■ **Stated problem**:
Search the data for the string "text" and extract every line where it appears.

Figure contents as structured data
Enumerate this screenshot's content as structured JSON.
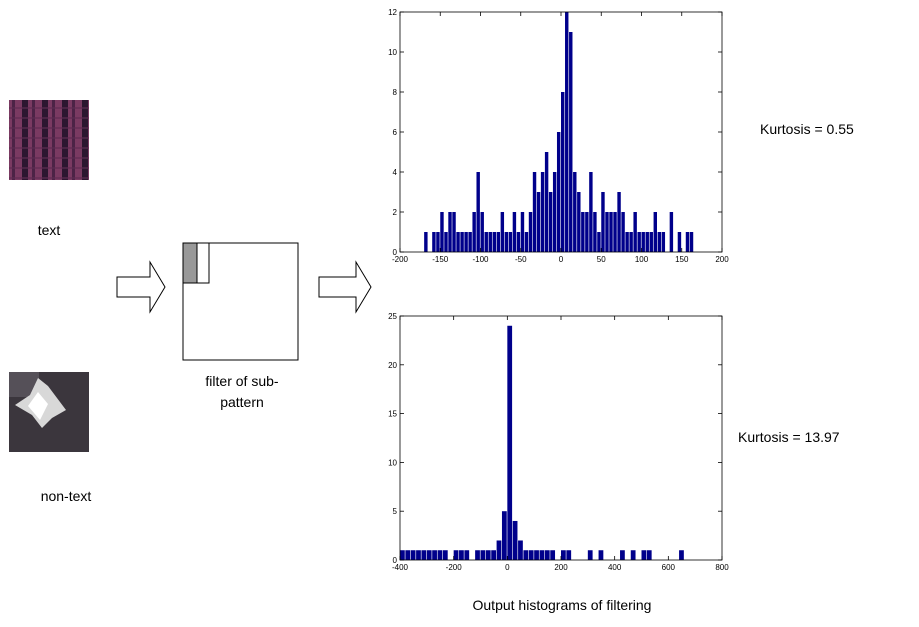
{
  "labels": {
    "text_sample": "text",
    "nontext_sample": "non-text",
    "filter_line1": "filter of sub-",
    "filter_line2": "pattern",
    "caption": "Output histograms of filtering"
  },
  "chart_data": [
    {
      "type": "histogram",
      "annotation": "Kurtosis = 0.55",
      "color": "#00008b",
      "bins": [
        -175,
        -170,
        -165,
        -160,
        -155,
        -150,
        -145,
        -140,
        -135,
        -130,
        -125,
        -120,
        -115,
        -110,
        -105,
        -100,
        -95,
        -90,
        -85,
        -80,
        -75,
        -70,
        -65,
        -60,
        -55,
        -50,
        -45,
        -40,
        -35,
        -30,
        -25,
        -20,
        -15,
        -10,
        -5,
        0,
        5,
        10,
        15,
        20,
        25,
        30,
        35,
        40,
        45,
        50,
        55,
        60,
        65,
        70,
        75,
        80,
        85,
        90,
        95,
        100,
        105,
        110,
        115,
        120,
        125,
        130,
        135,
        140,
        145,
        150,
        155,
        160,
        165
      ],
      "values": [
        0,
        1,
        0,
        1,
        1,
        2,
        1,
        2,
        2,
        1,
        1,
        1,
        1,
        2,
        4,
        2,
        1,
        1,
        1,
        1,
        2,
        1,
        1,
        2,
        1,
        2,
        1,
        2,
        4,
        3,
        4,
        5,
        3,
        4,
        6,
        8,
        12,
        11,
        4,
        3,
        2,
        2,
        4,
        2,
        1,
        3,
        2,
        2,
        2,
        3,
        2,
        1,
        1,
        2,
        1,
        1,
        1,
        1,
        2,
        1,
        1,
        0,
        2,
        0,
        1,
        0,
        1,
        1
      ],
      "xlim": [
        -200,
        200
      ],
      "xticks": [
        -200,
        -150,
        -100,
        -50,
        0,
        50,
        100,
        150,
        200
      ],
      "ylim": [
        0,
        12
      ],
      "yticks": [
        0,
        2,
        4,
        6,
        8,
        10,
        12
      ]
    },
    {
      "type": "histogram",
      "annotation": "Kurtosis = 13.97",
      "color": "#00008b",
      "bins": [
        -400,
        -380,
        -360,
        -340,
        -320,
        -300,
        -280,
        -260,
        -240,
        -220,
        -200,
        -180,
        -160,
        -140,
        -120,
        -100,
        -80,
        -60,
        -40,
        -20,
        0,
        20,
        40,
        60,
        80,
        100,
        120,
        140,
        160,
        180,
        200,
        220,
        240,
        260,
        280,
        300,
        320,
        340,
        360,
        380,
        400,
        420,
        440,
        460,
        480,
        500,
        520,
        540,
        560,
        580,
        600,
        620,
        640,
        660
      ],
      "values": [
        1,
        1,
        1,
        1,
        1,
        1,
        1,
        1,
        1,
        0,
        1,
        1,
        1,
        0,
        1,
        1,
        1,
        1,
        2,
        5,
        24,
        4,
        2,
        1,
        1,
        1,
        1,
        1,
        1,
        0,
        1,
        1,
        0,
        0,
        0,
        1,
        0,
        1,
        0,
        0,
        0,
        1,
        0,
        1,
        0,
        1,
        1,
        0,
        0,
        0,
        0,
        0,
        1
      ],
      "xlim": [
        -400,
        800
      ],
      "xticks": [
        -400,
        -200,
        0,
        200,
        400,
        600,
        800
      ],
      "ylim": [
        0,
        25
      ],
      "yticks": [
        0,
        5,
        10,
        15,
        20,
        25
      ]
    }
  ]
}
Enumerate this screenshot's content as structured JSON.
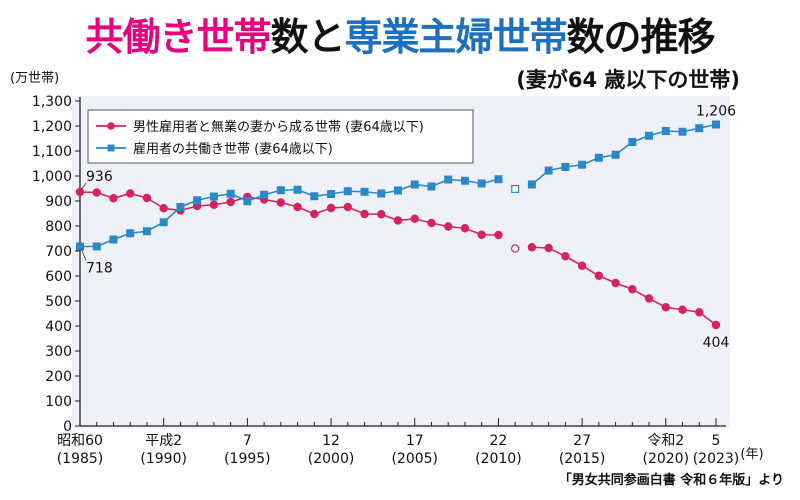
{
  "title": {
    "parts": [
      {
        "text": "共働き世帯",
        "color": "#e6007e"
      },
      {
        "text": "数と",
        "color": "#111111"
      },
      {
        "text": "専業主婦世帯",
        "color": "#1d6fc0"
      },
      {
        "text": "数の推移",
        "color": "#111111"
      }
    ]
  },
  "subtitle": "(妻が64 歳以下の世帯)",
  "source": "「男女共同参画白書 令和６年版」より",
  "colors": {
    "single_income": "#d6235e",
    "dual_income": "#2b88c8",
    "panel_bg": "#eef2f8"
  },
  "chart_data": {
    "type": "line",
    "y_unit": "(万世帯)",
    "x_unit": "(年)",
    "ylim": [
      0,
      1300
    ],
    "yticks": [
      0,
      100,
      200,
      300,
      400,
      500,
      600,
      700,
      800,
      900,
      1000,
      1100,
      1200,
      1300
    ],
    "xlim": [
      1985,
      2023
    ],
    "xticks": [
      {
        "year": 1985,
        "label1": "昭和60",
        "label2": "(1985)"
      },
      {
        "year": 1990,
        "label1": "平成2",
        "label2": "(1990)"
      },
      {
        "year": 1995,
        "label1": "7",
        "label2": "(1995)"
      },
      {
        "year": 2000,
        "label1": "12",
        "label2": "(2000)"
      },
      {
        "year": 2005,
        "label1": "17",
        "label2": "(2005)"
      },
      {
        "year": 2010,
        "label1": "22",
        "label2": "(2010)"
      },
      {
        "year": 2015,
        "label1": "27",
        "label2": "(2015)"
      },
      {
        "year": 2020,
        "label1": "令和2",
        "label2": "(2020)"
      },
      {
        "year": 2023,
        "label1": "5",
        "label2": "(2023)"
      }
    ],
    "gap_years": [
      2011
    ],
    "series": [
      {
        "name": "男性雇用者と無業の妻から成る世帯 (妻64歳以下)",
        "marker": "circle",
        "color_key": "single_income",
        "x": [
          1985,
          1986,
          1987,
          1988,
          1989,
          1990,
          1991,
          1992,
          1993,
          1994,
          1995,
          1996,
          1997,
          1998,
          1999,
          2000,
          2001,
          2002,
          2003,
          2004,
          2005,
          2006,
          2007,
          2008,
          2009,
          2010,
          2011,
          2012,
          2013,
          2014,
          2015,
          2016,
          2017,
          2018,
          2019,
          2020,
          2021,
          2022,
          2023
        ],
        "values": [
          936,
          934,
          911,
          930,
          912,
          871,
          862,
          880,
          885,
          896,
          916,
          906,
          894,
          876,
          848,
          872,
          876,
          848,
          847,
          822,
          829,
          812,
          798,
          791,
          765,
          764,
          710,
          715,
          712,
          679,
          641,
          601,
          572,
          547,
          510,
          475,
          465,
          455,
          404
        ]
      },
      {
        "name": "雇用者の共働き世帯 (妻64歳以下)",
        "marker": "square",
        "color_key": "dual_income",
        "x": [
          1985,
          1986,
          1987,
          1988,
          1989,
          1990,
          1991,
          1992,
          1993,
          1994,
          1995,
          1996,
          1997,
          1998,
          1999,
          2000,
          2001,
          2002,
          2003,
          2004,
          2005,
          2006,
          2007,
          2008,
          2009,
          2010,
          2011,
          2012,
          2013,
          2014,
          2015,
          2016,
          2017,
          2018,
          2019,
          2020,
          2021,
          2022,
          2023
        ],
        "values": [
          718,
          718,
          746,
          771,
          779,
          815,
          876,
          903,
          918,
          929,
          899,
          925,
          943,
          945,
          919,
          928,
          939,
          937,
          930,
          942,
          966,
          958,
          986,
          981,
          970,
          987,
          948,
          966,
          1022,
          1036,
          1045,
          1073,
          1085,
          1136,
          1161,
          1180,
          1177,
          1191,
          1206
        ]
      }
    ],
    "annotations": [
      {
        "series": 0,
        "year": 1985,
        "text": "936"
      },
      {
        "series": 1,
        "year": 1985,
        "text": "718"
      },
      {
        "series": 0,
        "year": 2023,
        "text": "404"
      },
      {
        "series": 1,
        "year": 2023,
        "text": "1,206"
      }
    ],
    "legend_position": "top-left"
  }
}
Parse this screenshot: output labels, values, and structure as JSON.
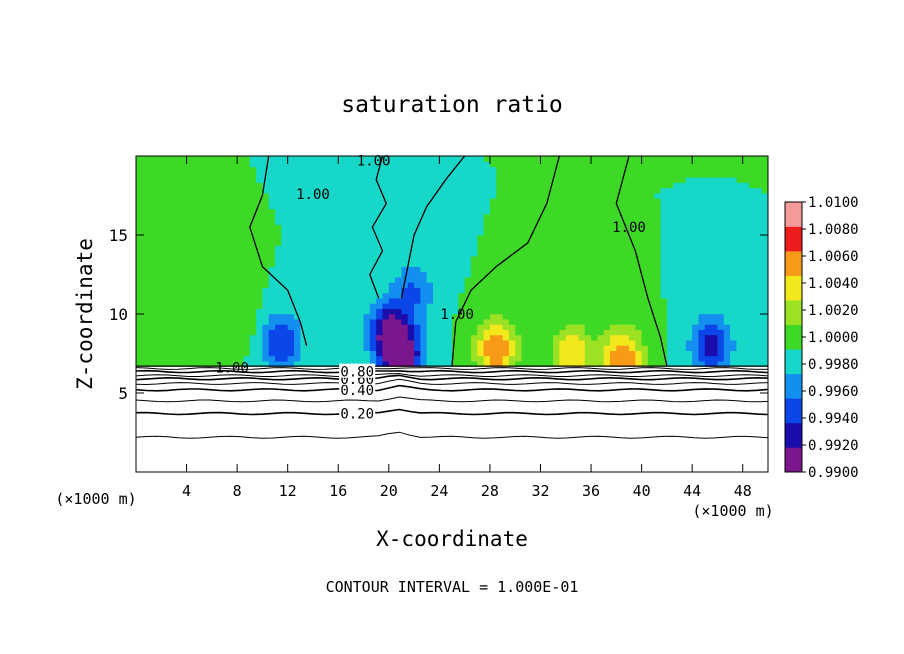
{
  "chart_data": {
    "type": "heatmap",
    "title": "saturation ratio",
    "xlabel": "X-coordinate",
    "ylabel": "Z-coordinate",
    "x_unit_left": "(×1000 m)",
    "x_unit_right": "(×1000 m)",
    "xlim": [
      0,
      50
    ],
    "ylim": [
      0,
      20
    ],
    "xticks": [
      4,
      8,
      12,
      16,
      20,
      24,
      28,
      32,
      36,
      40,
      44,
      48
    ],
    "xtick_labels": [
      "4",
      "8",
      "12",
      "16",
      "20",
      "24",
      "28",
      "32",
      "36",
      "40",
      "44",
      "48"
    ],
    "yticks": [
      5,
      10,
      15
    ],
    "ytick_labels": [
      "5",
      "10",
      "15"
    ],
    "footer": "CONTOUR INTERVAL = 1.000E-01",
    "colorbar": {
      "levels": [
        0.99,
        0.992,
        0.994,
        0.996,
        0.998,
        1.0,
        1.002,
        1.004,
        1.006,
        1.008,
        1.01
      ],
      "tick_labels": [
        "0.9900",
        "0.9920",
        "0.9940",
        "0.9960",
        "0.9980",
        "1.0000",
        "1.0020",
        "1.0040",
        "1.0060",
        "1.0080",
        "1.0100"
      ],
      "colors": [
        "#7b168c",
        "#1a0dab",
        "#0a46e8",
        "#138ff0",
        "#17d8c8",
        "#3ed826",
        "#9be224",
        "#f2e81c",
        "#f79a17",
        "#ee1c1c",
        "#f59a9a"
      ]
    },
    "upper_field": {
      "base_value": 1.0,
      "features": [
        {
          "x": 11.5,
          "z": 8.2,
          "value": 0.994
        },
        {
          "x": 20.0,
          "z": 9.0,
          "value": 0.992
        },
        {
          "x": 21.0,
          "z": 7.3,
          "value": 0.99
        },
        {
          "x": 22.0,
          "z": 11.5,
          "value": 0.996
        },
        {
          "x": 28.5,
          "z": 7.8,
          "value": 1.008
        },
        {
          "x": 34.5,
          "z": 7.4,
          "value": 1.006
        },
        {
          "x": 38.5,
          "z": 7.2,
          "value": 1.008
        },
        {
          "x": 45.5,
          "z": 8.0,
          "value": 0.993
        },
        {
          "x": 8.0,
          "z": 10.0,
          "value": 1.002
        },
        {
          "x": 3.0,
          "z": 12.0,
          "value": 1.001
        },
        {
          "x": 17.0,
          "z": 17.0,
          "value": 0.998
        }
      ]
    },
    "contours_upper": [
      {
        "label": "1.00",
        "label_x": 18.8,
        "label_z": 19.7
      },
      {
        "label": "1.00",
        "label_x": 14.0,
        "label_z": 17.6
      },
      {
        "label": "1.00",
        "label_x": 39.0,
        "label_z": 15.5
      },
      {
        "label": "1.00",
        "label_x": 25.4,
        "label_z": 10.0
      },
      {
        "label": "1.00",
        "label_x": 7.6,
        "label_z": 6.6
      }
    ],
    "contours_lower": [
      {
        "value": 0.1,
        "z": 2.2
      },
      {
        "value": 0.2,
        "z": 3.7,
        "label": "0.20"
      },
      {
        "value": 0.3,
        "z": 4.5
      },
      {
        "value": 0.4,
        "z": 5.2,
        "label": "0.40"
      },
      {
        "value": 0.5,
        "z": 5.6
      },
      {
        "value": 0.6,
        "z": 5.9,
        "label": "0.60"
      },
      {
        "value": 0.7,
        "z": 6.1
      },
      {
        "value": 0.8,
        "z": 6.35,
        "label": "0.80"
      },
      {
        "value": 0.9,
        "z": 6.55
      }
    ],
    "cloud_base_z": 6.7,
    "legend_placement": "right"
  }
}
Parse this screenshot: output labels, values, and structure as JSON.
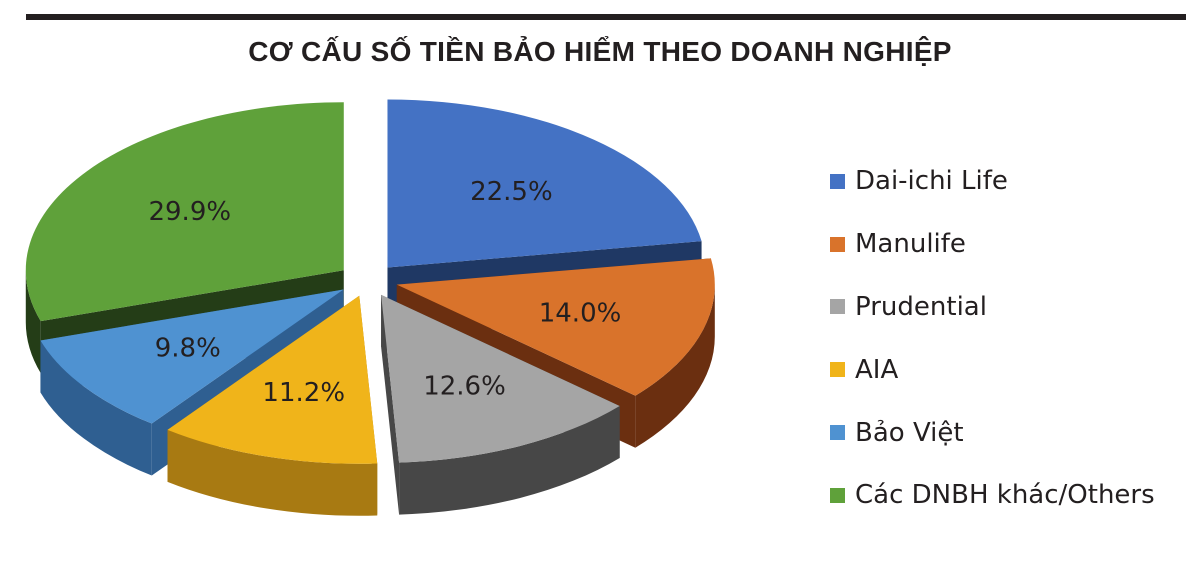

■ **Response**:
    "text_sample": "text",
    "nontext_sample": "non-text",
        "text": "共働き世帯",
        "text": "数と",
        "text": "専業主婦世帯",
        "text": "数の推移",
        "text": "936"
        "text": "718"
        "text": "404"
        "text": "1,206"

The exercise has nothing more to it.